Tasks and exercises —
1. From the lung tumor segmentation excerpt, write out the passage from "The comparative evaluation" up to and including "in Figure 15.".
2. According to the lung tumor segmentation excerpt, what highest tumor-extraction accuracy did the GCPSO algorithm reach?
3. Render this sentence from the lung tumor segmentation excerpt in Spanish: "The used methods are practically implemented using MATLAB coding, and the results were verified."

Quoted passage —
——
3. Performance Measures

Certain performance measures are used to evaluate the results obtained from medical image segmentation. The list of performance measures used to assess the filter operation is shown in Figure 2 [16]. Let If be the image after noise reduction and I0 be the noisy image.

Performance measures used for the evaluation of the results of the segmentation algorithm are given in Figure 3 [17].

4. Results and Discussion

The used methods are practically implemented using MATLAB coding, and the results were verified.

In the preprocessing stage, a comparison was done between the performance of median, adaptive median, and mean filters. The SSI and SMPI values are shown in Table 1 and Figures 4 and 5. From the results, it is evident that the adaptive median filter has accurate characteristics than the mean and median filters for medical image segmentation.

The segmentation accuracy was measured using the true positive rate, true negative rate, false positive rate, and false negative rate by comparing the results from the algorithm with manual segmentation results. The practical results of the k-means clustering segmentation algorithm are shown in Table 2.

The practical results of the k-median clustering segmentation algorithm are shown in Table 3.

The practical results of the PSO-based segmentation algorithm are shown in Table 4.

The practical results of the IWPSO segmentation algorithm are shown in Table 5.

The practical results of the GCPSO segmentation algorithm are shown in Table 6.

The graphical view of the comparison of the true positive rate, true negative rate, false positive rate, and false negative rate for the algorithms used is shown in Figures 69. It is proved that the true positive and true negative rates are high and false positive and false negative rates are low for the GCPSO algorithm.

The comparative evaluation based on the accuracy of the segmentation is shown in Table 7 and Figure 10. The results indicate that the GCPSO-based technique has the highest average value of accuracy than the other methods.

The resultant images after preprocessing are shown in Figures 11(a) and 11(b).

The resultant images after segmentation using k-means clustering are shown in Figure 12.

The resultant images after segmentation using k-median clustering are shown in Figure 13.

The resultant images after segmentation using the PSO algorithm are shown in Figure 14.

The resultant images after segmentation using the IWPSO algorithm are shown in Figure 15.

The resultant images after segmentation using the GCPSO algorithm are shown in Figure 16.

In an earlier research, lung cancer detection was done using PSO, genetic optimization, and SVM algorithm with the Gabor filter and produced an accuracy of 89.5% [18]. The method to detect lung cancer by means of K-NN classification using the genetic algorithm produced a maximum accuracy of 90% [19]. The comparative results with respect to the above-said methods are shown in Table 8.

The graphical comparative analysis between the used and existing methods is shown in Figure 17.

5. Conclusion

In this study, various optimization algorithms have been evaluated to detect the tumor. Medical images often need preprocessing before being subjected to statistical analysis. The adaptive median filter has better results than median and mean filters because the speckle suppression index and speckle and mean preservation index values are lower for the adaptive median filter. Comparing the five algorithms, the accuracy of the tumor extraction is improved in GCPSO with the highest accuracy of 95.8079%, and it obtained above 90% of precision in all the 20 images. It is more accurate when compared to the previous method which had an accuracy of 90% in 4 out of 10 datasets only. In future studies, the use of more number of optimization algorithms will be included to improve the accuracy.

Data Availability

The CT images data used to support the findings of this study have been deposited in the LungCT-Diagnosis repository (doi.org/10.7937/K9/TCIA.2015.A6V7JIWX).

Conflicts of Interest

The authors declare that there are no conflicts of interest regarding the publication of this paper.
——
Dataset content —
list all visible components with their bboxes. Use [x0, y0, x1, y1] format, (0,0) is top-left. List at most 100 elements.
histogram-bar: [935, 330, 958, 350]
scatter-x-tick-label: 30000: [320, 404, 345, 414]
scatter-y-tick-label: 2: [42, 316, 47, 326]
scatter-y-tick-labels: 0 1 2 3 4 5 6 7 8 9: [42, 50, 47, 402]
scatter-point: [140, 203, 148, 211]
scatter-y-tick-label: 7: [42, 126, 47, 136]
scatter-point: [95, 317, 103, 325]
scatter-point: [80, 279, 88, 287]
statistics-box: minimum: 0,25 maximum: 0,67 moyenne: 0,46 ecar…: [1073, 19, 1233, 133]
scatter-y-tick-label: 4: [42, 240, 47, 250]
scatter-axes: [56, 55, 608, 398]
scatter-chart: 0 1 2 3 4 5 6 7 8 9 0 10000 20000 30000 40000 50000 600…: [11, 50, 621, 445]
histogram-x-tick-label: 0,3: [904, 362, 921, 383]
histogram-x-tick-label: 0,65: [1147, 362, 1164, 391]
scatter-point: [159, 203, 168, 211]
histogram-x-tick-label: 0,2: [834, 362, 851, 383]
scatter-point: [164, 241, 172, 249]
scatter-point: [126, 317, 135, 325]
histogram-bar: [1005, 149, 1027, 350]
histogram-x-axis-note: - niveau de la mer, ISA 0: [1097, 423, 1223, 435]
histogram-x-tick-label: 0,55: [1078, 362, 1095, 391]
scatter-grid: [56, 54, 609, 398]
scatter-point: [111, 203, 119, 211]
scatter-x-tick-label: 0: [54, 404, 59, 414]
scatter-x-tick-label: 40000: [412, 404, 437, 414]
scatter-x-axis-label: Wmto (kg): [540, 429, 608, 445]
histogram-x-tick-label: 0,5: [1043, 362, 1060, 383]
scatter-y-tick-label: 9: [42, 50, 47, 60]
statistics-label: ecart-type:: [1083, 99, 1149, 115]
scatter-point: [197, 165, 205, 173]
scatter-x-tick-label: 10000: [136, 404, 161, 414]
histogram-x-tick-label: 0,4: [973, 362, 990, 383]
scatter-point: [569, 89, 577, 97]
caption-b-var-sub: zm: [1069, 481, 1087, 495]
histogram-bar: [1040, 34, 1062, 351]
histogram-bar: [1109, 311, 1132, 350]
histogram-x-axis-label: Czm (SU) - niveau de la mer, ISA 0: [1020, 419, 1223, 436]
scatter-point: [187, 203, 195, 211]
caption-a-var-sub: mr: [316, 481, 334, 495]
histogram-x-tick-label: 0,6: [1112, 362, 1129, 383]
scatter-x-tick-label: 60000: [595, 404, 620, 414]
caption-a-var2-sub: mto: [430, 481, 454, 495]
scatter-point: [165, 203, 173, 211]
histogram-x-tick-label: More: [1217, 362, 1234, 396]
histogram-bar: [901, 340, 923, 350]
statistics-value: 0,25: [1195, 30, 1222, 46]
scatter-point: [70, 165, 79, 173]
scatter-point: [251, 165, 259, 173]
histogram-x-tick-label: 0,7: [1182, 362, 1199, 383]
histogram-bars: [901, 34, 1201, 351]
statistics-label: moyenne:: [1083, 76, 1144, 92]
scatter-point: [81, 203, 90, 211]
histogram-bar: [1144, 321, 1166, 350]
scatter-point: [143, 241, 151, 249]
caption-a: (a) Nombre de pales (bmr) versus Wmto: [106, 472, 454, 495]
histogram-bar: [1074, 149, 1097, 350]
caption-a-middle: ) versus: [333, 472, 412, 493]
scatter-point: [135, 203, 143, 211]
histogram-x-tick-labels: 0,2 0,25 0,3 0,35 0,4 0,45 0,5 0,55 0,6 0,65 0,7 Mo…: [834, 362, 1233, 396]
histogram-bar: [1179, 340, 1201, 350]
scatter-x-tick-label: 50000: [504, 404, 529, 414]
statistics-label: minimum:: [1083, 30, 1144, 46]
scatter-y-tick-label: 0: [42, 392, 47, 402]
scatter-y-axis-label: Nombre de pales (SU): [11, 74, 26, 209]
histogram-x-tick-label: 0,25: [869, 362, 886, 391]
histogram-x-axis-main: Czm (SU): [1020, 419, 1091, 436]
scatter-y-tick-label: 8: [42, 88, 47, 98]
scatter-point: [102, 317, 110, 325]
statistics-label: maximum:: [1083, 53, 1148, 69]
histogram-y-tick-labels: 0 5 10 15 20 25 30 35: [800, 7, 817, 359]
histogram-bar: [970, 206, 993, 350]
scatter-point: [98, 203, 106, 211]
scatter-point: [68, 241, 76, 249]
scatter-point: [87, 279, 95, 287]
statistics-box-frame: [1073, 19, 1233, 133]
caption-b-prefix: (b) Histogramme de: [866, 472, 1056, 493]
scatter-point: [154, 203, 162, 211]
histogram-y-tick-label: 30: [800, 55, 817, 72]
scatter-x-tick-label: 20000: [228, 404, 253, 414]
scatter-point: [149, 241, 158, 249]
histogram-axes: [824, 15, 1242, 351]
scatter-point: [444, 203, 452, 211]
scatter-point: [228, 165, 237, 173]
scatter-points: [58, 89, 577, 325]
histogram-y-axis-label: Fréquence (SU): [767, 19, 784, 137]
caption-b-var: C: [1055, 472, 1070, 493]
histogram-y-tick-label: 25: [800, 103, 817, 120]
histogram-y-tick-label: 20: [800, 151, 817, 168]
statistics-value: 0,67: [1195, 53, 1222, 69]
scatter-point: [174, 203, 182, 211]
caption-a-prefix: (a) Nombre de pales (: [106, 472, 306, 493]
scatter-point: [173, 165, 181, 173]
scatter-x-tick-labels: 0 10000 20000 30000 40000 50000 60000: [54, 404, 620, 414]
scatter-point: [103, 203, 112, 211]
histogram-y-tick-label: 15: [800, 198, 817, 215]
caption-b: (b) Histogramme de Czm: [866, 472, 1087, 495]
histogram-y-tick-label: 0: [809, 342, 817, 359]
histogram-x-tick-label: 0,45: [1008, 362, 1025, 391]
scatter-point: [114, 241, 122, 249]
——
Results of the exercise —
1.
The comparative evaluation based on the accuracy of the segmentation is shown in Table 7 and Figure 10. The results indicate that the GCPSO-based technique has the highest average value of accuracy than the other methods.

The resultant images after preprocessing are shown in Figures 11(a) and 11(b).

The resultant images after segmentation using k-means clustering are shown in Figure 12.

The resultant images after segmentation using k-median clustering are shown in Figure 13.

The resultant images after segmentation using the PSO algorithm are shown in Figure 14.

The resultant images after segmentation using the IWPSO algorithm are shown in Figure 15.

2. 95.8079%

3. Los métodos utilizados se implementan en la práctica mediante código de MATLAB, y los resultados fueron verificados.